=== Exercise objective ===
Render every entry exactly as it appears.

Stored entries:
⁂
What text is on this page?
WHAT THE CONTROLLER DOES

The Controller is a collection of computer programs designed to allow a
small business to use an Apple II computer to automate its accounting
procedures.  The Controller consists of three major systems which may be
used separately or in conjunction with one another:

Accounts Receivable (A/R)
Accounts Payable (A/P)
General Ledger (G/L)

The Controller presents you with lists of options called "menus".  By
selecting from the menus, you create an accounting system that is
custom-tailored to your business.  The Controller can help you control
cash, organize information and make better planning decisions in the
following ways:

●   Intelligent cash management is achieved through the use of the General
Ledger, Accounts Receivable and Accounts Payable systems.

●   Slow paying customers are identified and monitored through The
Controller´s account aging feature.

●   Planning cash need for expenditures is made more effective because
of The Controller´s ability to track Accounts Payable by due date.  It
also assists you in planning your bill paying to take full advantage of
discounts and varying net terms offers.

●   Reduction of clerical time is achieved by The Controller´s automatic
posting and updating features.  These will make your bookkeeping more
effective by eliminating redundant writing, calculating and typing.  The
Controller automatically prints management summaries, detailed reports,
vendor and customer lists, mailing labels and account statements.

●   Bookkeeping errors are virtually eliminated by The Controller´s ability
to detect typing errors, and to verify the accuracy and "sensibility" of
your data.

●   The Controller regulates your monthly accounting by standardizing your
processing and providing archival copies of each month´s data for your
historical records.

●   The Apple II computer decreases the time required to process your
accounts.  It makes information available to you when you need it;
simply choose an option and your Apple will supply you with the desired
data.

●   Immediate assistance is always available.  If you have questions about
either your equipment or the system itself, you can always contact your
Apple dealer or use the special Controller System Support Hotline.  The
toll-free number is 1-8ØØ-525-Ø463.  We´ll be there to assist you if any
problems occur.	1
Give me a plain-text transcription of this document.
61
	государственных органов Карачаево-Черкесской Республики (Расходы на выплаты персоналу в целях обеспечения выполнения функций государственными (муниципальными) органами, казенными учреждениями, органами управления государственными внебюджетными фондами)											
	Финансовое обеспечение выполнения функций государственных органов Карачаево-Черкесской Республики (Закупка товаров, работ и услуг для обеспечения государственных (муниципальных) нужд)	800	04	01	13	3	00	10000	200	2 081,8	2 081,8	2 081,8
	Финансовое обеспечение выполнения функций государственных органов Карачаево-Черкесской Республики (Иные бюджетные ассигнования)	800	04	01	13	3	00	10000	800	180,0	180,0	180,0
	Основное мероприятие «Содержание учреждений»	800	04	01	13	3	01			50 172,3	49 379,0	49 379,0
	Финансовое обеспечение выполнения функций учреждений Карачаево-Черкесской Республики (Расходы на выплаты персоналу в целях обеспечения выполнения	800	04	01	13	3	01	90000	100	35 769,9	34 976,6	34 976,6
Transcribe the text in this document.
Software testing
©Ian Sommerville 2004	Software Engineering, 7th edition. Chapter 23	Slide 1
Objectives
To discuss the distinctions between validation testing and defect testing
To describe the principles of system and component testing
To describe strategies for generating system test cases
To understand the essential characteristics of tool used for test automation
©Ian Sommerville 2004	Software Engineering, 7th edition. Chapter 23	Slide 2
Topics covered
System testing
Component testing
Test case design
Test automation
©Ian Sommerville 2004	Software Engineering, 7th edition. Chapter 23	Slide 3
⁂
=== Written response ===
What text is on this page?
WHAT THE CONTROLLER DOES

The Controller is a collection of computer programs designed to allow a
small business to use an Apple II computer to automate its accounting
procedures.  The Controller consists of three major systems which may be
used separately or in conjunction with one another:

Accounts Receivable (A/R)
Accounts Payable (A/P)
General Ledger (G/L)

The Controller presents you with lists of options called "menus".  By
selecting from the menus, you create an accounting system that is
custom-tailored to your business.  The Controller can help you control
cash, organize information and make better planning decisions in the
following ways:

●   Intelligent cash management is achieved through the use of the General
Ledger, Accounts Receivable and Accounts Payable systems.

●   Slow paying customers are identified and monitored through The
Controller´s account aging feature.

●   Planning cash need for expenditures is made more effective because
of The Controller´s ability to track Accounts Payable by due date.  It
also assists you in planning your bill paying to take full advantage of
discounts and varying net terms offers.

●   Reduction of clerical time is achieved by The Controller´s automatic
posting and updating features.  These will make your bookkeeping more
effective by eliminating redundant writing, calculating and typing.  The
Controller automatically prints management summaries, detailed reports,
vendor and customer lists, mailing labels and account statements.

●   Bookkeeping errors are virtually eliminated by The Controller´s ability
to detect typing errors, and to verify the accuracy and "sensibility" of
your data.

●   The Controller regulates your monthly accounting by standardizing your
processing and providing archival copies of each month´s data for your
historical records.

●   The Apple II computer decreases the time required to process your
accounts.  It makes information available to you when you need it;
simply choose an option and your Apple will supply you with the desired
data.

●   Immediate assistance is always available.  If you have questions about
either your equipment or the system itself, you can always contact your
Apple dealer or use the special Controller System Support Hotline.  The
toll-free number is 1-8ØØ-525-Ø463.  We´ll be there to assist you if any
problems occur.	1
Give me a plain-text transcription of this document.
61
	государственных органов Карачаево-Черкесской Республики (Расходы на выплаты персоналу в целях обеспечения выполнения функций государственными (муниципальными) органами, казенными учреждениями, органами управления государственными внебюджетными фондами)											
	Финансовое обеспечение выполнения функций государственных органов Карачаево-Черкесской Республики (Закупка товаров, работ и услуг для обеспечения государственных (муниципальных) нужд)	800	04	01	13	3	00	10000	200	2 081,8	2 081,8	2 081,8
	Финансовое обеспечение выполнения функций государственных органов Карачаево-Черкесской Республики (Иные бюджетные ассигнования)	800	04	01	13	3	00	10000	800	180,0	180,0	180,0
	Основное мероприятие «Содержание учреждений»	800	04	01	13	3	01			50 172,3	49 379,0	49 379,0
	Финансовое обеспечение выполнения функций учреждений Карачаево-Черкесской Республики (Расходы на выплаты персоналу в целях обеспечения выполнения	800	04	01	13	3	01	90000	100	35 769,9	34 976,6	34 976,6
Transcribe the text in this document.
Software testing
©Ian Sommerville 2004	Software Engineering, 7th edition. Chapter 23	Slide 1
Objectives
To discuss the distinctions between validation testing and defect testing
To describe the principles of system and component testing
To describe strategies for generating system test cases
To understand the essential characteristics of tool used for test automation
©Ian Sommerville 2004	Software Engineering, 7th edition. Chapter 23	Slide 2
Topics covered
System testing
Component testing
Test case design
Test automation
©Ian Sommerville 2004	Software Engineering, 7th edition. Chapter 23	Slide 3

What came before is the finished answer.